Start of Data excerpts
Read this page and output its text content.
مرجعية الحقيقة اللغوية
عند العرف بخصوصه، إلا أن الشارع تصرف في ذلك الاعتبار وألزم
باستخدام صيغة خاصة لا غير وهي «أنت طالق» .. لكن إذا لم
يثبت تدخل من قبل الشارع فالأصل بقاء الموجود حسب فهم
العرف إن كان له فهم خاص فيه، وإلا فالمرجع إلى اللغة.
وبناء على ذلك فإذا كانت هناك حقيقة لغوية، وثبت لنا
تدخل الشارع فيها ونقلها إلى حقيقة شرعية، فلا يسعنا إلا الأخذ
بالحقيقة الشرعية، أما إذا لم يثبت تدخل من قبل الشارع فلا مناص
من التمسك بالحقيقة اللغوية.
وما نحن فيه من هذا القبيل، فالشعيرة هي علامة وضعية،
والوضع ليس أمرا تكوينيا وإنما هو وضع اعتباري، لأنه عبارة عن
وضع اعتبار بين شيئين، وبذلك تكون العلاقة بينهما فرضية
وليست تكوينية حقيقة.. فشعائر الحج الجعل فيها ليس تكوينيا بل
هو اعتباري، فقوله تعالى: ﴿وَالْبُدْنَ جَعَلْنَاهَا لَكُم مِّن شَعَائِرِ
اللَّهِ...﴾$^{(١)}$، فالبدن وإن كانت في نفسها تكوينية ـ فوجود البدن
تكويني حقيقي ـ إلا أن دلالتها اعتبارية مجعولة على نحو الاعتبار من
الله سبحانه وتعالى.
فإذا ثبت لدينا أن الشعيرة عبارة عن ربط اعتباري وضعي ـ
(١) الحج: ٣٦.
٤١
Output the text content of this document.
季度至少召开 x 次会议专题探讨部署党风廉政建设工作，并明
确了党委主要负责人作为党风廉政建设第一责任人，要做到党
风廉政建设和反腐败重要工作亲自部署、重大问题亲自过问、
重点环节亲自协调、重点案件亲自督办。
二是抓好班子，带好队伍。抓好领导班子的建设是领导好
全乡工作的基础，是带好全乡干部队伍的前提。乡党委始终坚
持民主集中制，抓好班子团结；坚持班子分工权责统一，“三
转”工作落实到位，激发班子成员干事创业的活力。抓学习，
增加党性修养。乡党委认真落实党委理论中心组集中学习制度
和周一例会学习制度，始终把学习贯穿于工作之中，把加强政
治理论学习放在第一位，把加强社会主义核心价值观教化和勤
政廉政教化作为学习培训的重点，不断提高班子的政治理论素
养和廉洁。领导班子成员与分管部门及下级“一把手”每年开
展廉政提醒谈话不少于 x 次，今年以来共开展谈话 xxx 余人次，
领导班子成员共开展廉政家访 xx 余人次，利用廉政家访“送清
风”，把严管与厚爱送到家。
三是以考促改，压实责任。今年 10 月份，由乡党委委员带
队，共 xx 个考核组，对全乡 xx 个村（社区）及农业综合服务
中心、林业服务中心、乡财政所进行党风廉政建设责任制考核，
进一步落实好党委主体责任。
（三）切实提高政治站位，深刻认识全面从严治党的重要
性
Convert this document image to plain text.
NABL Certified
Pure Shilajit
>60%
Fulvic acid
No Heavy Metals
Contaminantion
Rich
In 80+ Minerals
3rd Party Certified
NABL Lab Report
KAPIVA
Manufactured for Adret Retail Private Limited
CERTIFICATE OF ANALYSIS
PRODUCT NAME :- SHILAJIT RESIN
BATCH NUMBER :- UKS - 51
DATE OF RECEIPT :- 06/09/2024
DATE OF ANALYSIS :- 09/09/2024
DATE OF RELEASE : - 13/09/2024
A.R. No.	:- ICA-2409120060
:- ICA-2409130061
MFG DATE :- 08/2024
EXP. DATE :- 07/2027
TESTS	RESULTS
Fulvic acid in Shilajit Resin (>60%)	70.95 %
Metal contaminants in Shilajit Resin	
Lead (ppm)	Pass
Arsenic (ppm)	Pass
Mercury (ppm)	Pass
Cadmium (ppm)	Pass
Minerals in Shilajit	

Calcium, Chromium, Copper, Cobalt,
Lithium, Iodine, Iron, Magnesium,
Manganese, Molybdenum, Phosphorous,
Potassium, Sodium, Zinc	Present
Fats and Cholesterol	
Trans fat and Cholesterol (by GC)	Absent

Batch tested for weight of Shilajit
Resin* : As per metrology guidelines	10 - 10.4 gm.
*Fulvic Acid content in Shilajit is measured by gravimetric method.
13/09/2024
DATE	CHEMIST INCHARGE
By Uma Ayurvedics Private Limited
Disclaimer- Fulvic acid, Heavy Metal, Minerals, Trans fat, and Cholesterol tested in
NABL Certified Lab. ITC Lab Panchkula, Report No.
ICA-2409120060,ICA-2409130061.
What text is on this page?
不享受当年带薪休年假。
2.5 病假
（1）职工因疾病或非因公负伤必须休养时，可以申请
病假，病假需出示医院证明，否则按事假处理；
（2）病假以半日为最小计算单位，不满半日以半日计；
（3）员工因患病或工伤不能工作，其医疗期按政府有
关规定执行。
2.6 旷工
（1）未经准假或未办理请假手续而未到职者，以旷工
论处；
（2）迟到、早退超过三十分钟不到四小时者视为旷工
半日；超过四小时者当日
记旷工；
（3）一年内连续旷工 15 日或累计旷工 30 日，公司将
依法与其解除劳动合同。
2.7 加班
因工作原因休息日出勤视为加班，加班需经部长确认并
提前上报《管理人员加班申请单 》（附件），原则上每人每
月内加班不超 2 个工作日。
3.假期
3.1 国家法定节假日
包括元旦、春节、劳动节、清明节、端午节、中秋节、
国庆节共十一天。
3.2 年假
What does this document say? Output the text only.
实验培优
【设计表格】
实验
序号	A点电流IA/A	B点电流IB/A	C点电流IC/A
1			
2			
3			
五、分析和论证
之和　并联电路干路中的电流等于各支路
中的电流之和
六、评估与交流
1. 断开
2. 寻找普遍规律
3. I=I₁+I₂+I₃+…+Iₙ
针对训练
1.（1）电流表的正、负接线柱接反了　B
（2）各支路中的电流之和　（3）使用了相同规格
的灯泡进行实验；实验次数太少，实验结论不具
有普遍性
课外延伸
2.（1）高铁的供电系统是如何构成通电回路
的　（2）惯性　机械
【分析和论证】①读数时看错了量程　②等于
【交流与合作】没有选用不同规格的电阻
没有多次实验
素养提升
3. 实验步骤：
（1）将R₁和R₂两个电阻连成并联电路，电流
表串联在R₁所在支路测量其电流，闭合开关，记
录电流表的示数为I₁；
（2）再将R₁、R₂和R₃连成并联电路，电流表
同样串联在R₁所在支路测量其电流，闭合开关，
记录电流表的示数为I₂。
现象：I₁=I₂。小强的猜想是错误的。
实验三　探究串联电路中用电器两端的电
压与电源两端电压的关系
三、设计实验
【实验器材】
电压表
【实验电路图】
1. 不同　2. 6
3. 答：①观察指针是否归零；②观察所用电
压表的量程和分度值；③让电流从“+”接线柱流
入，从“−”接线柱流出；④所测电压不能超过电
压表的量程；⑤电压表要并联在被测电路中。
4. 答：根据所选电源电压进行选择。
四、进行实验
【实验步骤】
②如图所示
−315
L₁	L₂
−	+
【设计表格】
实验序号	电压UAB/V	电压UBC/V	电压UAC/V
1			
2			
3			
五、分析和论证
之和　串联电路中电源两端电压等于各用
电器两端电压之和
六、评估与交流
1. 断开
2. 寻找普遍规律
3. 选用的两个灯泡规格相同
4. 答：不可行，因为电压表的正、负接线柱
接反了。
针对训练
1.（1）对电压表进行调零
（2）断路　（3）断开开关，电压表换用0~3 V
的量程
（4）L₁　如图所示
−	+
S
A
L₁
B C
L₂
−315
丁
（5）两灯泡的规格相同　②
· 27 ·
End of Data excerpts
→ **Your objective**: Quote, without any change, each line from the one that contains "What text is on this page?" through the end of the material.

→ **The answer**:
What text is on this page?
不享受当年带薪休年假。
2.5 病假
（1）职工因疾病或非因公负伤必须休养时，可以申请
病假，病假需出示医院证明，否则按事假处理；
（2）病假以半日为最小计算单位，不满半日以半日计；
（3）员工因患病或工伤不能工作，其医疗期按政府有
关规定执行。
2.6 旷工
（1）未经准假或未办理请假手续而未到职者，以旷工
论处；
（2）迟到、早退超过三十分钟不到四小时者视为旷工
半日；超过四小时者当日
记旷工；
（3）一年内连续旷工 15 日或累计旷工 30 日，公司将
依法与其解除劳动合同。
2.7 加班
因工作原因休息日出勤视为加班，加班需经部长确认并
提前上报《管理人员加班申请单 》（附件），原则上每人每
月内加班不超 2 个工作日。
3.假期
3.1 国家法定节假日
包括元旦、春节、劳动节、清明节、端午节、中秋节、
国庆节共十一天。
3.2 年假
What does this document say? Output the text only.
实验培优
【设计表格】
实验
序号	A点电流IA/A	B点电流IB/A	C点电流IC/A
1			
2			
3			
五、分析和论证
之和　并联电路干路中的电流等于各支路
中的电流之和
六、评估与交流
1. 断开
2. 寻找普遍规律
3. I=I₁+I₂+I₃+…+Iₙ
针对训练
1.（1）电流表的正、负接线柱接反了　B
（2）各支路中的电流之和　（3）使用了相同规格
的灯泡进行实验；实验次数太少，实验结论不具
有普遍性
课外延伸
2.（1）高铁的供电系统是如何构成通电回路
的　（2）惯性　机械
【分析和论证】①读数时看错了量程　②等于
【交流与合作】没有选用不同规格的电阻
没有多次实验
素养提升
3. 实验步骤：
（1）将R₁和R₂两个电阻连成并联电路，电流
表串联在R₁所在支路测量其电流，闭合开关，记
录电流表的示数为I₁；
（2）再将R₁、R₂和R₃连成并联电路，电流表
同样串联在R₁所在支路测量其电流，闭合开关，
记录电流表的示数为I₂。
现象：I₁=I₂。小强的猜想是错误的。
实验三　探究串联电路中用电器两端的电
压与电源两端电压的关系
三、设计实验
【实验器材】
电压表
【实验电路图】
1. 不同　2. 6
3. 答：①观察指针是否归零；②观察所用电
压表的量程和分度值；③让电流从“+”接线柱流
入，从“−”接线柱流出；④所测电压不能超过电
压表的量程；⑤电压表要并联在被测电路中。
4. 答：根据所选电源电压进行选择。
四、进行实验
【实验步骤】
②如图所示
−315
L₁	L₂
−	+
【设计表格】
实验序号	电压UAB/V	电压UBC/V	电压UAC/V
1			
2			
3			
五、分析和论证
之和　串联电路中电源两端电压等于各用
电器两端电压之和
六、评估与交流
1. 断开
2. 寻找普遍规律
3. 选用的两个灯泡规格相同
4. 答：不可行，因为电压表的正、负接线柱
接反了。
针对训练
1.（1）对电压表进行调零
（2）断路　（3）断开开关，电压表换用0~3 V
的量程
（4）L₁　如图所示
−	+
S
A
L₁
B C
L₂
−315
丁
（5）两灯泡的规格相同　②
· 27 ·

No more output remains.